Written instruction
Take all the material and copy it exactly.

Data lines
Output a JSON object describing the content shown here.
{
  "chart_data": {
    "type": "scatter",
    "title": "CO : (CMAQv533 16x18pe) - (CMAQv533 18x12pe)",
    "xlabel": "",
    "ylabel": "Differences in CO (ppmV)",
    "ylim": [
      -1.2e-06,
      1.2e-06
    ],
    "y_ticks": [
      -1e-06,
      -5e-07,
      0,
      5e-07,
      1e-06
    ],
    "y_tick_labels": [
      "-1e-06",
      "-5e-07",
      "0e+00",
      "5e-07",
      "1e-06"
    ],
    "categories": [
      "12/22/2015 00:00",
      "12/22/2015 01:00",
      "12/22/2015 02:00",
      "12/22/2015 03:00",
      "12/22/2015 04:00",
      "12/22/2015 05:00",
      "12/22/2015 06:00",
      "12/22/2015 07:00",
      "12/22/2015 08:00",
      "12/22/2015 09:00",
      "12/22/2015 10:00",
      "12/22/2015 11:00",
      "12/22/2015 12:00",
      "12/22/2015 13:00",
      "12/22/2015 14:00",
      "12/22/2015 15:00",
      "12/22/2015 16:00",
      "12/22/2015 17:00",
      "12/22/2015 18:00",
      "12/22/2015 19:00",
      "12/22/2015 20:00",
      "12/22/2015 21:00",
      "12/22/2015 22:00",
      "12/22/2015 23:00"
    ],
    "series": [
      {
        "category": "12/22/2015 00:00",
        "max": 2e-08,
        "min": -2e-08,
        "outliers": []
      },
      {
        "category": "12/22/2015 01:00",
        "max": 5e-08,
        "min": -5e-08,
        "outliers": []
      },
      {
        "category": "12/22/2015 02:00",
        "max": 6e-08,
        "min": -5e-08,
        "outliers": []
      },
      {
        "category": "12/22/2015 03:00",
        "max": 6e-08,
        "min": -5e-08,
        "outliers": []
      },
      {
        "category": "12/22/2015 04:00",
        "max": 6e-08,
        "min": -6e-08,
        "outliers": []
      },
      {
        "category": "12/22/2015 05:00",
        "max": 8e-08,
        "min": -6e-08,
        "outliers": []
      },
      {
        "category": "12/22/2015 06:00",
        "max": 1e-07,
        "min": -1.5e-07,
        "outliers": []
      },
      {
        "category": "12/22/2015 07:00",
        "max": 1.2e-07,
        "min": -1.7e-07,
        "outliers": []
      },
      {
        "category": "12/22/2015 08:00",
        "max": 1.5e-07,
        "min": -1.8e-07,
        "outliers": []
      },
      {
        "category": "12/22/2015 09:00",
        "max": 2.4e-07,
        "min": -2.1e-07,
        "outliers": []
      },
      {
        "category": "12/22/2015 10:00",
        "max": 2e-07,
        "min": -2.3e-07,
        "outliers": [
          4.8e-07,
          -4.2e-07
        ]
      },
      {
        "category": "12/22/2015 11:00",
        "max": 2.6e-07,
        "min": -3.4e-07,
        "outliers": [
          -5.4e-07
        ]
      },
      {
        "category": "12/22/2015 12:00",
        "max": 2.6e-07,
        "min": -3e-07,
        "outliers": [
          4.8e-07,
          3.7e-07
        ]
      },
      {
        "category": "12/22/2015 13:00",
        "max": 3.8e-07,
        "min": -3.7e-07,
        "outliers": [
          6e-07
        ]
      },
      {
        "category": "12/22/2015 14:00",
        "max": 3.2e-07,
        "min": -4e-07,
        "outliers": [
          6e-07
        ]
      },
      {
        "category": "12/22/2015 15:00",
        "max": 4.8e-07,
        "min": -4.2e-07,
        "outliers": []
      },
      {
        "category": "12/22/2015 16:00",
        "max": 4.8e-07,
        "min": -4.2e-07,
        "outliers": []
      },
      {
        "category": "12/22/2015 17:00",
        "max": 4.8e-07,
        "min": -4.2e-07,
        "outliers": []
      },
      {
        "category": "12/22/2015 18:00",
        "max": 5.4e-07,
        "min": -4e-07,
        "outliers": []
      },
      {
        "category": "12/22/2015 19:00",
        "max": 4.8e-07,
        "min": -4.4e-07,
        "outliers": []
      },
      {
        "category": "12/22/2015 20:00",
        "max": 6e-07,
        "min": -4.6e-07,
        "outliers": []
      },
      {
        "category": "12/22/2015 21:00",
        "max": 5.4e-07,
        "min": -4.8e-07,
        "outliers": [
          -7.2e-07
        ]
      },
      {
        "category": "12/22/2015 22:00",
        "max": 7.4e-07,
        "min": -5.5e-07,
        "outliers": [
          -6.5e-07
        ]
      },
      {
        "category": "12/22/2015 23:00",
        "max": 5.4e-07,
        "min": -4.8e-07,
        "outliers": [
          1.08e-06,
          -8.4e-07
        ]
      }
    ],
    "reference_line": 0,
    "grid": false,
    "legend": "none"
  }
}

Result below
Output a JSON object describing the content shown here.
{
  "chart_data": {
    "type": "scatter",
    "title": "CO : (CMAQv533 16x18pe) - (CMAQv533 18x12pe)",
    "xlabel": "",
    "ylabel": "Differences in CO (ppmV)",
    "ylim": [
      -1.2e-06,
      1.2e-06
    ],
    "y_ticks": [
      -1e-06,
      -5e-07,
      0,
      5e-07,
      1e-06
    ],
    "y_tick_labels": [
      "-1e-06",
      "-5e-07",
      "0e+00",
      "5e-07",
      "1e-06"
    ],
    "categories": [
      "12/22/2015 00:00",
      "12/22/2015 01:00",
      "12/22/2015 02:00",
      "12/22/2015 03:00",
      "12/22/2015 04:00",
      "12/22/2015 05:00",
      "12/22/2015 06:00",
      "12/22/2015 07:00",
      "12/22/2015 08:00",
      "12/22/2015 09:00",
      "12/22/2015 10:00",
      "12/22/2015 11:00",
      "12/22/2015 12:00",
      "12/22/2015 13:00",
      "12/22/2015 14:00",
      "12/22/2015 15:00",
      "12/22/2015 16:00",
      "12/22/2015 17:00",
      "12/22/2015 18:00",
      "12/22/2015 19:00",
      "12/22/2015 20:00",
      "12/22/2015 21:00",
      "12/22/2015 22:00",
      "12/22/2015 23:00"
    ],
    "series": [
      {
        "category": "12/22/2015 00:00",
        "max": 2e-08,
        "min": -2e-08,
        "outliers": []
      },
      {
        "category": "12/22/2015 01:00",
        "max": 5e-08,
        "min": -5e-08,
        "outliers": []
      },
      {
        "category": "12/22/2015 02:00",
        "max": 6e-08,
        "min": -5e-08,
        "outliers": []
      },
      {
        "category": "12/22/2015 03:00",
        "max": 6e-08,
        "min": -5e-08,
        "outliers": []
      },
      {
        "category": "12/22/2015 04:00",
        "max": 6e-08,
        "min": -6e-08,
        "outliers": []
      },
      {
        "category": "12/22/2015 05:00",
        "max": 8e-08,
        "min": -6e-08,
        "outliers": []
      },
      {
        "category": "12/22/2015 06:00",
        "max": 1e-07,
        "min": -1.5e-07,
        "outliers": []
      },
      {
        "category": "12/22/2015 07:00",
        "max": 1.2e-07,
        "min": -1.7e-07,
        "outliers": []
      },
      {
        "category": "12/22/2015 08:00",
        "max": 1.5e-07,
        "min": -1.8e-07,
        "outliers": []
      },
      {
        "category": "12/22/2015 09:00",
        "max": 2.4e-07,
        "min": -2.1e-07,
        "outliers": []
      },
      {
        "category": "12/22/2015 10:00",
        "max": 2e-07,
        "min": -2.3e-07,
        "outliers": [
          4.8e-07,
          -4.2e-07
        ]
      },
      {
        "category": "12/22/2015 11:00",
        "max": 2.6e-07,
        "min": -3.4e-07,
        "outliers": [
          -5.4e-07
        ]
      },
      {
        "category": "12/22/2015 12:00",
        "max": 2.6e-07,
        "min": -3e-07,
        "outliers": [
          4.8e-07,
          3.7e-07
        ]
      },
      {
        "category": "12/22/2015 13:00",
        "max": 3.8e-07,
        "min": -3.7e-07,
        "outliers": [
          6e-07
        ]
      },
      {
        "category": "12/22/2015 14:00",
        "max": 3.2e-07,
        "min": -4e-07,
        "outliers": [
          6e-07
        ]
      },
      {
        "category": "12/22/2015 15:00",
        "max": 4.8e-07,
        "min": -4.2e-07,
        "outliers": []
      },
      {
        "category": "12/22/2015 16:00",
        "max": 4.8e-07,
        "min": -4.2e-07,
        "outliers": []
      },
      {
        "category": "12/22/2015 17:00",
        "max": 4.8e-07,
        "min": -4.2e-07,
        "outliers": []
      },
      {
        "category": "12/22/2015 18:00",
        "max": 5.4e-07,
        "min": -4e-07,
        "outliers": []
      },
      {
        "category": "12/22/2015 19:00",
        "max": 4.8e-07,
        "min": -4.4e-07,
        "outliers": []
      },
      {
        "category": "12/22/2015 20:00",
        "max": 6e-07,
        "min": -4.6e-07,
        "outliers": []
      },
      {
        "category": "12/22/2015 21:00",
        "max": 5.4e-07,
        "min": -4.8e-07,
        "outliers": [
          -7.2e-07
        ]
      },
      {
        "category": "12/22/2015 22:00",
        "max": 7.4e-07,
        "min": -5.5e-07,
        "outliers": [
          -6.5e-07
        ]
      },
      {
        "category": "12/22/2015 23:00",
        "max": 5.4e-07,
        "min": -4.8e-07,
        "outliers": [
          1.08e-06,
          -8.4e-07
        ]
      }
    ],
    "reference_line": 0,
    "grid": false,
    "legend": "none"
  }
}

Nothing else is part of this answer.